■ **Description of the task**:
Look through the material below. Copy every line with the string "whole" in it.

■ **Material to process**:
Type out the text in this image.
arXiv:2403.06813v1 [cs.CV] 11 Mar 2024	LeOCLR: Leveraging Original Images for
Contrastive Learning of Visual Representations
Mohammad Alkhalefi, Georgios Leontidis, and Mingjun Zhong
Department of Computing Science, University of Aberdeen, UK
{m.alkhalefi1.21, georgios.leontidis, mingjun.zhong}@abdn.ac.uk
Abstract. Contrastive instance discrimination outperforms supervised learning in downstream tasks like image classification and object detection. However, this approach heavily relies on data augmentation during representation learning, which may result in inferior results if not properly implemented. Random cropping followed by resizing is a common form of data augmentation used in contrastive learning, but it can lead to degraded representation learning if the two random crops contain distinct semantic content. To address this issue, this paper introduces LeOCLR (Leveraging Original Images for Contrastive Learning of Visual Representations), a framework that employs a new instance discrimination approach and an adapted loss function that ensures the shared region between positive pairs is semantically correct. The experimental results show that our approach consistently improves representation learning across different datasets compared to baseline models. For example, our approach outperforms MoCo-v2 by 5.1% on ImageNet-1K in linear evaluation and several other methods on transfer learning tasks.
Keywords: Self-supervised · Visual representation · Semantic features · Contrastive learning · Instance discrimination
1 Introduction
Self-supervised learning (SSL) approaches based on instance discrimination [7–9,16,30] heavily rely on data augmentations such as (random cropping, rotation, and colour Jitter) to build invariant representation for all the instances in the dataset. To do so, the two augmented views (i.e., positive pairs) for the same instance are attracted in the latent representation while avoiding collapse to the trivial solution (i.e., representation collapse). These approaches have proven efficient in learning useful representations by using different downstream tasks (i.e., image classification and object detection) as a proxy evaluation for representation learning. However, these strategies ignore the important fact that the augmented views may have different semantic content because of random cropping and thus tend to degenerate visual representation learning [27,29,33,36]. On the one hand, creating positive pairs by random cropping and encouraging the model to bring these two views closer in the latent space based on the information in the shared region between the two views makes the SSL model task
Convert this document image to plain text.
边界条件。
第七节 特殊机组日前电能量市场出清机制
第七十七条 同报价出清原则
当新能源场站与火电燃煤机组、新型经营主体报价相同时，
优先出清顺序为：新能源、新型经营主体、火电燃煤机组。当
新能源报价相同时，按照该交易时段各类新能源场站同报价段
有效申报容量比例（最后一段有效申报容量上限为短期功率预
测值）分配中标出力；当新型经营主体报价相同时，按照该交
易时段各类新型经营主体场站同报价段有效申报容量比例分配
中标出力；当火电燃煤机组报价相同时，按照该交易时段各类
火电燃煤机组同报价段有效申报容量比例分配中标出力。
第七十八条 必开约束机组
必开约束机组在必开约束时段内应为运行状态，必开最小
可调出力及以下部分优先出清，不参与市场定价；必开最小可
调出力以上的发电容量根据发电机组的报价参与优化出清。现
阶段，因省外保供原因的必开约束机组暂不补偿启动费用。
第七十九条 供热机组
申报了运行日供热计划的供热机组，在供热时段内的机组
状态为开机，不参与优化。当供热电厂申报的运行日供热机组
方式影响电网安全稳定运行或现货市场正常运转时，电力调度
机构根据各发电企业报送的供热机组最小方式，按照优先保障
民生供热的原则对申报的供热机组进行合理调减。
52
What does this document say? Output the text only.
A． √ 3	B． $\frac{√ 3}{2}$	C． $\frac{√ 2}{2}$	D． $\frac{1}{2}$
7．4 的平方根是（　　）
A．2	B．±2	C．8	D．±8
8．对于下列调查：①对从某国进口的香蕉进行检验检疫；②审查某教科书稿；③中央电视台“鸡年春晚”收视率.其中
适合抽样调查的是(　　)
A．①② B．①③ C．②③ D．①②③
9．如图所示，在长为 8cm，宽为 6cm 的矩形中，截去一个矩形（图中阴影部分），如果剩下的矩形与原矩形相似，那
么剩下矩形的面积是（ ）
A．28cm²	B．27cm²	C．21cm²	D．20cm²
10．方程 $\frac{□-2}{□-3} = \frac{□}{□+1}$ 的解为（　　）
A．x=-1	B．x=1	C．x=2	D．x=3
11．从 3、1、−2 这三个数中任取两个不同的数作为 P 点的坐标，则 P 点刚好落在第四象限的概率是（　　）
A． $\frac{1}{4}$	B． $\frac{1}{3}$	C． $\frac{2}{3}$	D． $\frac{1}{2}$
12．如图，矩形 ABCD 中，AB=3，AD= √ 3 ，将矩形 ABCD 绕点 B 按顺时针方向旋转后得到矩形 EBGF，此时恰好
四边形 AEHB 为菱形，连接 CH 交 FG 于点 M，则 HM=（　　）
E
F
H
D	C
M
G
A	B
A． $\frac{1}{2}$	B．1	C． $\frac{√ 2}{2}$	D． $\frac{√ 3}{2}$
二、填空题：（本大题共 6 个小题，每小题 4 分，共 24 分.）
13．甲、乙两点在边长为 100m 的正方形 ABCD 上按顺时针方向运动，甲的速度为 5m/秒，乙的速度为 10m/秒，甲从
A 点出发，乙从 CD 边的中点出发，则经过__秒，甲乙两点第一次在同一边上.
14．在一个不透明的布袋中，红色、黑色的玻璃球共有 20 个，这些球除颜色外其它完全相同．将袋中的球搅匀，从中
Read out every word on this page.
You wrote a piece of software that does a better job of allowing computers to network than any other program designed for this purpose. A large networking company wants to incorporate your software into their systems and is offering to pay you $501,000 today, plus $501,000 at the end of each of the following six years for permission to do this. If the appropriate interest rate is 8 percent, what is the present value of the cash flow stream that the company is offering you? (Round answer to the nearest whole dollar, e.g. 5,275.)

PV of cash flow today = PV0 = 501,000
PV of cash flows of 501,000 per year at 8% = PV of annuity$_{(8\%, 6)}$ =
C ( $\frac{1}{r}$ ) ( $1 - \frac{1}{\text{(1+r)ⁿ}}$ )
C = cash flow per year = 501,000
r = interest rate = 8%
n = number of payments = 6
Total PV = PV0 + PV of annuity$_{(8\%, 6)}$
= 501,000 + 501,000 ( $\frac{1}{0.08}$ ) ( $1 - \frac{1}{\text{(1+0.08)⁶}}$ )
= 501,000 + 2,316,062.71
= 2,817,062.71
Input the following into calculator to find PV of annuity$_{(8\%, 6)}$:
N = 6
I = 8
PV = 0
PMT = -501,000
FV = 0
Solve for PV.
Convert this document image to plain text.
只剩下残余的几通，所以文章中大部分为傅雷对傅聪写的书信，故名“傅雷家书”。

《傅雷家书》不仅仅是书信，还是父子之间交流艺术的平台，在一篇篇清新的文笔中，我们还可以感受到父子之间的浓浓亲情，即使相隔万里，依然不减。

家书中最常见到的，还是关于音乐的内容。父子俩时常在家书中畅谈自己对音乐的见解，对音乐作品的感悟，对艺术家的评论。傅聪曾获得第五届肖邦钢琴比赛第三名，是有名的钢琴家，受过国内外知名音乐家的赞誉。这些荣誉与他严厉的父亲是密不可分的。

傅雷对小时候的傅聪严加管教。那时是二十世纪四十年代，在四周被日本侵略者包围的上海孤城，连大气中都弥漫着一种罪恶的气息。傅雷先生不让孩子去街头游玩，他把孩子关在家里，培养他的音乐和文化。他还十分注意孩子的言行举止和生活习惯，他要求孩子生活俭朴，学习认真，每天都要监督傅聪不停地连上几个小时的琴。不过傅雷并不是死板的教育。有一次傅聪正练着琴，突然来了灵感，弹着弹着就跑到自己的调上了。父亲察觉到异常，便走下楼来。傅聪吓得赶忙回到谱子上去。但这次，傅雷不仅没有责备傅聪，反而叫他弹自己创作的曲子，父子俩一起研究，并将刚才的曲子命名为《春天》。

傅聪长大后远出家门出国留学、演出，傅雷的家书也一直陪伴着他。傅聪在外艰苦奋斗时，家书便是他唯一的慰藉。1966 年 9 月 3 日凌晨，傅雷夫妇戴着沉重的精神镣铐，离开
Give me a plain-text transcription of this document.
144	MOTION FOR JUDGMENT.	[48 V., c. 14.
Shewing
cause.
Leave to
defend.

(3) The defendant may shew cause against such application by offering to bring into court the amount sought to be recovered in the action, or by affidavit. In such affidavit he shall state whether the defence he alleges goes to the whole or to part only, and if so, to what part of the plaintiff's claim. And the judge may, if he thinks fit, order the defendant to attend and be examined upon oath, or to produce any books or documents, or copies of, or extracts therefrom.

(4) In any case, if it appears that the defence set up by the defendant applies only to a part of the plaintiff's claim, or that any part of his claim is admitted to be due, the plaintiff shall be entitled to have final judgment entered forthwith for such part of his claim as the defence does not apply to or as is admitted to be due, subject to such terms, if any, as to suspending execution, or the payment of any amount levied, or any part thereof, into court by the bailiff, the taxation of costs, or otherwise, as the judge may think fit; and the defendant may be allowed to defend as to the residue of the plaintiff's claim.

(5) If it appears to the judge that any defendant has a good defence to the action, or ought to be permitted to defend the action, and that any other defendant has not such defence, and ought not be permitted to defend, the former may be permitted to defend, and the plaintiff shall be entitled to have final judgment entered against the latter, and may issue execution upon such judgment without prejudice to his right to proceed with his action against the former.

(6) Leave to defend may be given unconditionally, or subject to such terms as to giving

■ **Result of the exercise**:
You wrote a piece of software that does a better job of allowing computers to network than any other program designed for this purpose. A large networking company wants to incorporate your software into their systems and is offering to pay you $501,000 today, plus $501,000 at the end of each of the following six years for permission to do this. If the appropriate interest rate is 8 percent, what is the present value of the cash flow stream that the company is offering you? (Round answer to the nearest whole dollar, e.g. 5,275.)
(3) The defendant may shew cause against such application by offering to bring into court the amount sought to be recovered in the action, or by affidavit. In such affidavit he shall state whether the defence he alleges goes to the whole or to part only, and if so, to what part of the plaintiff's claim. And the judge may, if he thinks fit, order the defendant to attend and be examined upon oath, or to produce any books or documents, or copies of, or extracts therefrom.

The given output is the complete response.